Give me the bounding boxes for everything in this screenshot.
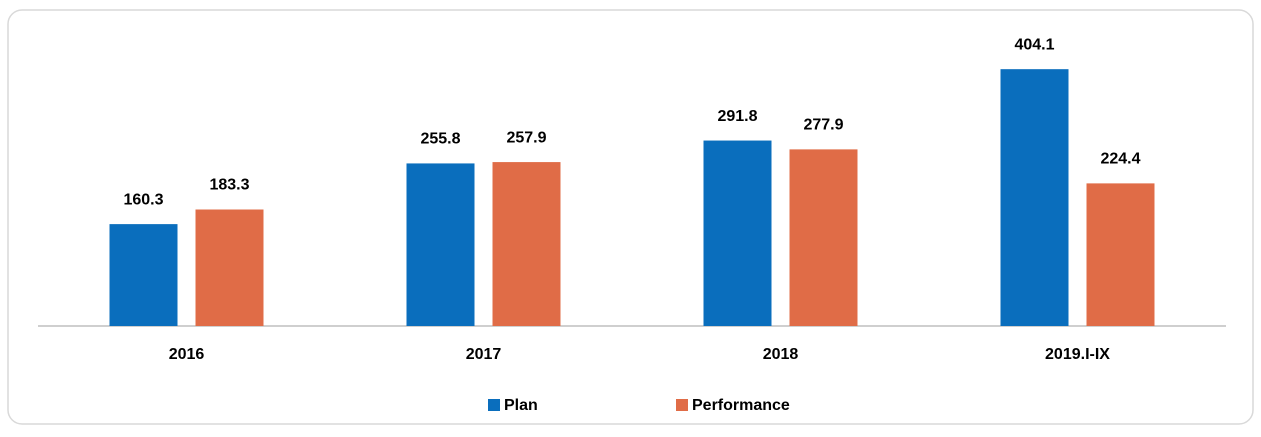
data-label: 257.9	[506, 129, 546, 146]
bar	[109, 224, 178, 326]
bar	[406, 163, 475, 326]
chart-frame	[7, 9, 1254, 425]
bar	[195, 209, 264, 326]
legend-label: Performance	[692, 397, 790, 414]
bar	[492, 162, 561, 326]
data-label: 404.1	[1014, 36, 1054, 53]
bar	[1000, 69, 1069, 326]
legend-swatch	[488, 399, 500, 411]
bar	[703, 140, 772, 326]
x-tick-label: 2018	[763, 346, 799, 363]
data-label: 160.3	[123, 191, 163, 208]
data-label: 224.4	[1100, 151, 1140, 168]
legend-swatch	[676, 399, 688, 411]
x-tick-label: 2019.I-IX	[1045, 346, 1110, 363]
legend-label: Plan	[504, 397, 538, 414]
bar	[1086, 183, 1155, 326]
data-label: 255.8	[420, 131, 460, 148]
data-label: 277.9	[803, 117, 843, 134]
data-label: 291.8	[717, 108, 757, 125]
x-tick-label: 2016	[169, 346, 205, 363]
bar	[789, 149, 858, 326]
x-tick-label: 2017	[466, 346, 502, 363]
data-label: 183.3	[209, 177, 249, 194]
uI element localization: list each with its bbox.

Work required: Can you change "bounding boxes" to "box coordinates" in all of the lines above, keeping everything else as it is and leaving the pictures out?

Result of this task:
Give me the box coordinates for everything in this screenshot.
data-label: 257.9	[506, 129, 546, 146]
bar	[109, 224, 178, 326]
bar	[406, 163, 475, 326]
chart-frame	[7, 9, 1254, 425]
bar	[195, 209, 264, 326]
legend-label: Performance	[692, 397, 790, 414]
bar	[492, 162, 561, 326]
data-label: 404.1	[1014, 36, 1054, 53]
bar	[1000, 69, 1069, 326]
legend-swatch	[488, 399, 500, 411]
bar	[703, 140, 772, 326]
x-tick-label: 2018	[763, 346, 799, 363]
data-label: 160.3	[123, 191, 163, 208]
data-label: 224.4	[1100, 151, 1140, 168]
legend-swatch	[676, 399, 688, 411]
x-tick-label: 2019.I-IX	[1045, 346, 1110, 363]
legend-label: Plan	[504, 397, 538, 414]
bar	[1086, 183, 1155, 326]
data-label: 255.8	[420, 131, 460, 148]
data-label: 277.9	[803, 117, 843, 134]
data-label: 291.8	[717, 108, 757, 125]
x-tick-label: 2016	[169, 346, 205, 363]
bar	[789, 149, 858, 326]
x-tick-label: 2017	[466, 346, 502, 363]
data-label: 183.3	[209, 177, 249, 194]
uI element localization: list each with its bbox.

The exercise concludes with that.